[MATERIAL start]

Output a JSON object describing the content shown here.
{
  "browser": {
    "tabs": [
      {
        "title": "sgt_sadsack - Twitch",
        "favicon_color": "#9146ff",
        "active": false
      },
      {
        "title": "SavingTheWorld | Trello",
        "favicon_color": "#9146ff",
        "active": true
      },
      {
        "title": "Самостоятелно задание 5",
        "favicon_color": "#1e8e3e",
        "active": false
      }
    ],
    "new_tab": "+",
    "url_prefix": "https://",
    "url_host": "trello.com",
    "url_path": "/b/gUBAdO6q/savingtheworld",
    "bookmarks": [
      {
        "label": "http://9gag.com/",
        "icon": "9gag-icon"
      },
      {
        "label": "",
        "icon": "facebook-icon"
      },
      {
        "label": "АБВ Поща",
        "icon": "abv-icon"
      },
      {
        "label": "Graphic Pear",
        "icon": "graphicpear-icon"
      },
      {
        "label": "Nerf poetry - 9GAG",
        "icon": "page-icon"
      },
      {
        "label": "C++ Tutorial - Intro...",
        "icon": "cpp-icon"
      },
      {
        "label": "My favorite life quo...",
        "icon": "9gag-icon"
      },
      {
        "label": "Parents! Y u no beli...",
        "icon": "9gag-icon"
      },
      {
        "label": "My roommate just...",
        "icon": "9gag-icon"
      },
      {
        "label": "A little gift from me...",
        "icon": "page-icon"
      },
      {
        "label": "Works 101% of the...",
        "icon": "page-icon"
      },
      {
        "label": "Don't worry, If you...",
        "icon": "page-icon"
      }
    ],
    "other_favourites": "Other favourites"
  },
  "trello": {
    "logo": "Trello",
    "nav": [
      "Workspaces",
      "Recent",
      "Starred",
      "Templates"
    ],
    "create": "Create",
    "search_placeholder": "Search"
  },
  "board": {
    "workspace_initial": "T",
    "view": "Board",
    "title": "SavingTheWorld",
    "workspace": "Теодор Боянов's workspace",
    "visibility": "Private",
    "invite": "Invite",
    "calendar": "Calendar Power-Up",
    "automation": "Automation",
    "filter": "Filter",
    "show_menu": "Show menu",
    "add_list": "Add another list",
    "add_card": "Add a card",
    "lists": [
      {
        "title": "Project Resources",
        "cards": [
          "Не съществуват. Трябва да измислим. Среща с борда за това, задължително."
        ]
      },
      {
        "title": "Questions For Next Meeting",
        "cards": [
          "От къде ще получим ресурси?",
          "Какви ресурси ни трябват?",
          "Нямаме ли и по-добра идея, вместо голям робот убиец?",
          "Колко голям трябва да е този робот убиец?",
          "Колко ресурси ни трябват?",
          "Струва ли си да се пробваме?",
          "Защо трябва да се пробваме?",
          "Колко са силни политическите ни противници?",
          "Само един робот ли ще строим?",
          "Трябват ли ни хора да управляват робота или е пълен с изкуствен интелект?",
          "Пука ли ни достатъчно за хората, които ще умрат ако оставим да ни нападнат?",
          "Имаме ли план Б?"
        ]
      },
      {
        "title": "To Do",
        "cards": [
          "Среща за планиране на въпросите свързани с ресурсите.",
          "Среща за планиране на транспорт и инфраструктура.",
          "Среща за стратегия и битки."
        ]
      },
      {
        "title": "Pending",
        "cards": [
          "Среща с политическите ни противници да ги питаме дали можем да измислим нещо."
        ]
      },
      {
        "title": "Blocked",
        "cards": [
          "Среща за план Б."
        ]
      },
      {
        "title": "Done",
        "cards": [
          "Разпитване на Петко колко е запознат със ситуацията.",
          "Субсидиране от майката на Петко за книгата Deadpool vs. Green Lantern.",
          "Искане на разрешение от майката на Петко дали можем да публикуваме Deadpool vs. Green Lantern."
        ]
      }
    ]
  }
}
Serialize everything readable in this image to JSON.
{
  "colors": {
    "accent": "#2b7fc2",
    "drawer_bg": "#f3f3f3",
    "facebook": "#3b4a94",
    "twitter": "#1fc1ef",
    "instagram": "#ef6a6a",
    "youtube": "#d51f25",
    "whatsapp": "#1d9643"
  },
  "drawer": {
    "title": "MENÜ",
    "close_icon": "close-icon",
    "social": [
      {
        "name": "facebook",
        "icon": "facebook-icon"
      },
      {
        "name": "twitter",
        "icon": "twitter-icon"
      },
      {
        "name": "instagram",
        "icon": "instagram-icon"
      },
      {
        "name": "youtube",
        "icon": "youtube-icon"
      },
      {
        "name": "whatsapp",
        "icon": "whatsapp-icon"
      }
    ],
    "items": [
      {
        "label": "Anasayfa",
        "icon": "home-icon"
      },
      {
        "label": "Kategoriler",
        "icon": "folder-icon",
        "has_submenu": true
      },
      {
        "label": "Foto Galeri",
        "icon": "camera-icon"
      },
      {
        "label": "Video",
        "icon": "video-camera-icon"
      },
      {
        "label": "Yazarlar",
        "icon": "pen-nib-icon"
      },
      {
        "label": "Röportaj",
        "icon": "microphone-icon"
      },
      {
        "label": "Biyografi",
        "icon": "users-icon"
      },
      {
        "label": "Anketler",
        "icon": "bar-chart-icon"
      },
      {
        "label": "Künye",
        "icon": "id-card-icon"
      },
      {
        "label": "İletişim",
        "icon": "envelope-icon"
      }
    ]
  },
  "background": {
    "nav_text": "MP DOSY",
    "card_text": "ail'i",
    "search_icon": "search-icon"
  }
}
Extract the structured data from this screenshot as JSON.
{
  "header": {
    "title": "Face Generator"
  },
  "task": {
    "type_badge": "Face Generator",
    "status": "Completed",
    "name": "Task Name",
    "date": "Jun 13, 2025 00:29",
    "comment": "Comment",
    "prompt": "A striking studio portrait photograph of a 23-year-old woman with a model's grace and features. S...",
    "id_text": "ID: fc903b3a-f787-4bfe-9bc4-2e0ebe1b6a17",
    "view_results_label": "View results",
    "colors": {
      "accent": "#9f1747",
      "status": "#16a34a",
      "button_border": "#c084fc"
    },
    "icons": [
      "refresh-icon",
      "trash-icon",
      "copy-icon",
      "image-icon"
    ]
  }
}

[MATERIAL end]

* _OBJECTIVE_
Extract, unchanged, the closing run of lines that opens with the line containing "Extract the structured" and ends with the last line.

* _SOLVED EXERCISE_
Extract the structured data from this screenshot as JSON.
{
  "header": {
    "title": "Face Generator"
  },
  "task": {
    "type_badge": "Face Generator",
    "status": "Completed",
    "name": "Task Name",
    "date": "Jun 13, 2025 00:29",
    "comment": "Comment",
    "prompt": "A striking studio portrait photograph of a 23-year-old woman with a model's grace and features. S...",
    "id_text": "ID: fc903b3a-f787-4bfe-9bc4-2e0ebe1b6a17",
    "view_results_label": "View results",
    "colors": {
      "accent": "#9f1747",
      "status": "#16a34a",
      "button_border": "#c084fc"
    },
    "icons": [
      "refresh-icon",
      "trash-icon",
      "copy-icon",
      "image-icon"
    ]
  }
}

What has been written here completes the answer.